▶ **Instruction**: Pick out the lines below that include the string "document".

▶ **Records for the exercise**:
= = = = =

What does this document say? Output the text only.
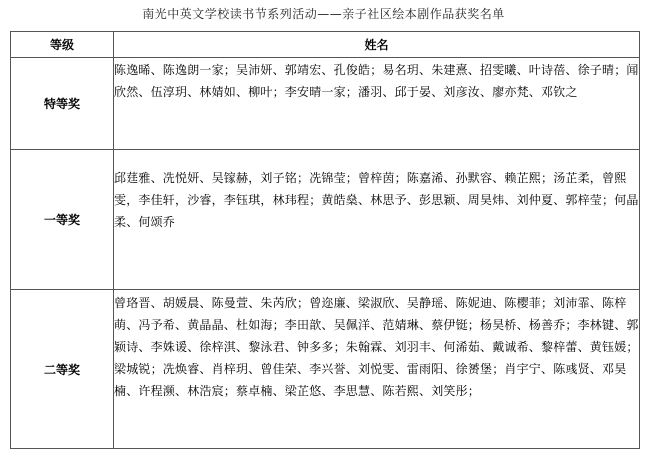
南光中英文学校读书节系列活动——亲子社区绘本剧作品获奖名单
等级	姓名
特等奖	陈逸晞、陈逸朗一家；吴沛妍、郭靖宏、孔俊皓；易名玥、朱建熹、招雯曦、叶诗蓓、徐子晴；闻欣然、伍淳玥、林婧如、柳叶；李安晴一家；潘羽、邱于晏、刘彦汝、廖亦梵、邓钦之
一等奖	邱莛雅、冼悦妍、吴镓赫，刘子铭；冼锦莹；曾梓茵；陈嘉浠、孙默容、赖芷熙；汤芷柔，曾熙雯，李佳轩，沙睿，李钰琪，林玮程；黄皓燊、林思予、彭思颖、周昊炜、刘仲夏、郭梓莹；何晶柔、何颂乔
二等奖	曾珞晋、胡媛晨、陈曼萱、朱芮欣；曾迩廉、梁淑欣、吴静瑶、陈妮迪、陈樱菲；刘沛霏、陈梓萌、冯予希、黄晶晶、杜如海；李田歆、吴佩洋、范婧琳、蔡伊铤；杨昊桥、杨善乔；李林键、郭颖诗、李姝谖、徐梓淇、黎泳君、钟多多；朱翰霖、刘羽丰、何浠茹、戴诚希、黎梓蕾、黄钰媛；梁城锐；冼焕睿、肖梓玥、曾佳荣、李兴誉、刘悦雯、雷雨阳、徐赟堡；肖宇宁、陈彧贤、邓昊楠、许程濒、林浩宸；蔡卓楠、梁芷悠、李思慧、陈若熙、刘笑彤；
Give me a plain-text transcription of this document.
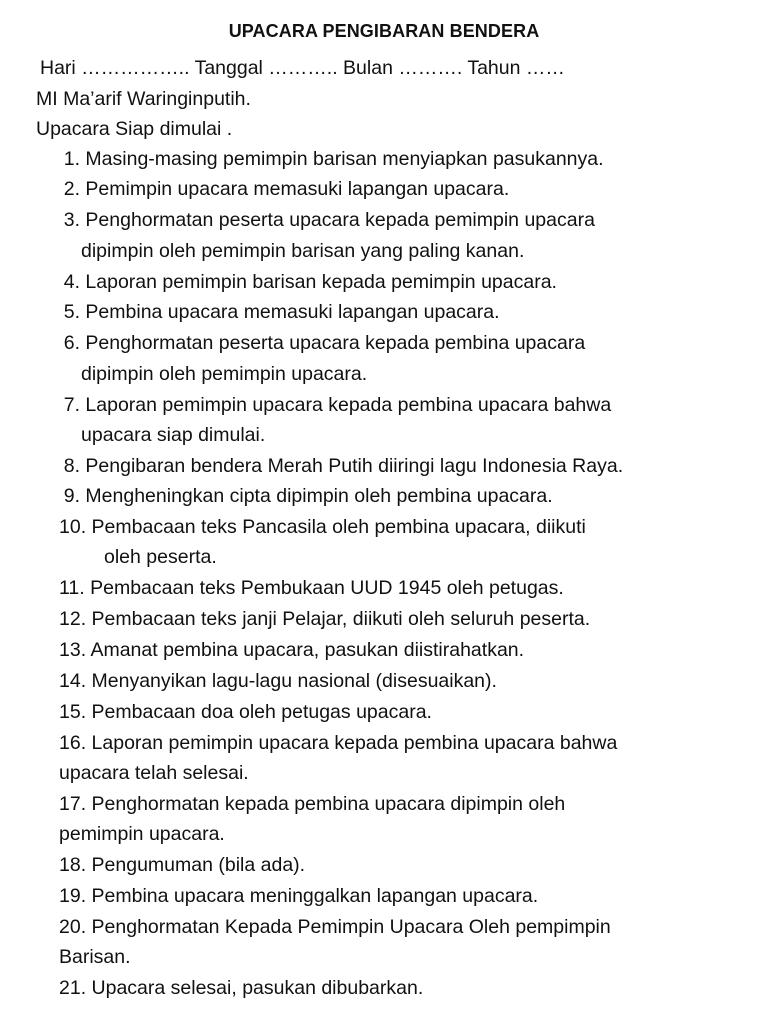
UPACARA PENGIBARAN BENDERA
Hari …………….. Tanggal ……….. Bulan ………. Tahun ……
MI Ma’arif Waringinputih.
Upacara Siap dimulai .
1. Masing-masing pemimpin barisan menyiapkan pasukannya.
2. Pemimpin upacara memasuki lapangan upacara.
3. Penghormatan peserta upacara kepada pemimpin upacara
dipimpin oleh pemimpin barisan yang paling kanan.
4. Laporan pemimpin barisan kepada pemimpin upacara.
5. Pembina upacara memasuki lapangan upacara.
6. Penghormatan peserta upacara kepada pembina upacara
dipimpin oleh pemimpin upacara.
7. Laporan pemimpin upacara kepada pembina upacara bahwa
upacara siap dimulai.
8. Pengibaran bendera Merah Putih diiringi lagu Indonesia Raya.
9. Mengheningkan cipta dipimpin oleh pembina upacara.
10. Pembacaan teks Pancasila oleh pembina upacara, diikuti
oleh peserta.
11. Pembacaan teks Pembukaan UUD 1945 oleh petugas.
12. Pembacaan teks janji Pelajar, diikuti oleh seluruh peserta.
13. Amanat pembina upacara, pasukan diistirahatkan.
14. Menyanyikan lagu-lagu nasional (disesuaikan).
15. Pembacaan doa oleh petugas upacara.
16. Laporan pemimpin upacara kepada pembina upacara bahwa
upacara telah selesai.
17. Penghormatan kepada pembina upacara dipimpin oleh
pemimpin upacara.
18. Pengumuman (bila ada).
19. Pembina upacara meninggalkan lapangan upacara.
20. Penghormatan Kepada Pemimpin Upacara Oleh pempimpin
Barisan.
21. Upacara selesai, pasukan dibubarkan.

= = = = =

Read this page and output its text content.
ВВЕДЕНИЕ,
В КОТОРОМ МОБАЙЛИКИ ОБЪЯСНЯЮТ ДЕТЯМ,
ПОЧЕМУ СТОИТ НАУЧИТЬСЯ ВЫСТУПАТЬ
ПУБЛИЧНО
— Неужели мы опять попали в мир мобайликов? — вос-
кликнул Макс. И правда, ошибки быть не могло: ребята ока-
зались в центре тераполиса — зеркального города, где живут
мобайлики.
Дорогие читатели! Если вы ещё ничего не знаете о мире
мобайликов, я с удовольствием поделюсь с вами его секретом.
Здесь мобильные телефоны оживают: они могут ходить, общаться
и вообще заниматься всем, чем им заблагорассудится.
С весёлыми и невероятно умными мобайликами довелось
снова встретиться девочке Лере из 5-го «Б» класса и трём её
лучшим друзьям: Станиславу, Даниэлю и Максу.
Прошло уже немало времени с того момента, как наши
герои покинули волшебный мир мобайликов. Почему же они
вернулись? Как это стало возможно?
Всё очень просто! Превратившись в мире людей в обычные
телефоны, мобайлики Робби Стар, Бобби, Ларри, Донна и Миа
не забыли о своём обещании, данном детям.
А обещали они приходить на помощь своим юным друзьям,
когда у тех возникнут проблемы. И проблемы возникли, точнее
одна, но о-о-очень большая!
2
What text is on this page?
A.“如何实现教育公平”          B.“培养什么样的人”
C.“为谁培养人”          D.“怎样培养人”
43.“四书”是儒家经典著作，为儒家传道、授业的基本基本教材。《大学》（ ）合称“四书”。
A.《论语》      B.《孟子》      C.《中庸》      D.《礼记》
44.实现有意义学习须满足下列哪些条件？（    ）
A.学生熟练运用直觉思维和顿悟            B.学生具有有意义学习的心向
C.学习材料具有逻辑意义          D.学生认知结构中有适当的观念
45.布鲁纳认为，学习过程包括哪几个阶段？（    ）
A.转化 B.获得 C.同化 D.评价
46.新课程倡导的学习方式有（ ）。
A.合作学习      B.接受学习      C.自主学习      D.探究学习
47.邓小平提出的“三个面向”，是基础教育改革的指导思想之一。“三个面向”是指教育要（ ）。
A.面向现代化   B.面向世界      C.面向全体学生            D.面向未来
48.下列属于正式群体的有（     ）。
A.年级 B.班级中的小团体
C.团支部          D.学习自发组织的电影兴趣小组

= = = = =

▶ **Full answer**:
What does this document say? Output the text only.
Give me a plain-text transcription of this document.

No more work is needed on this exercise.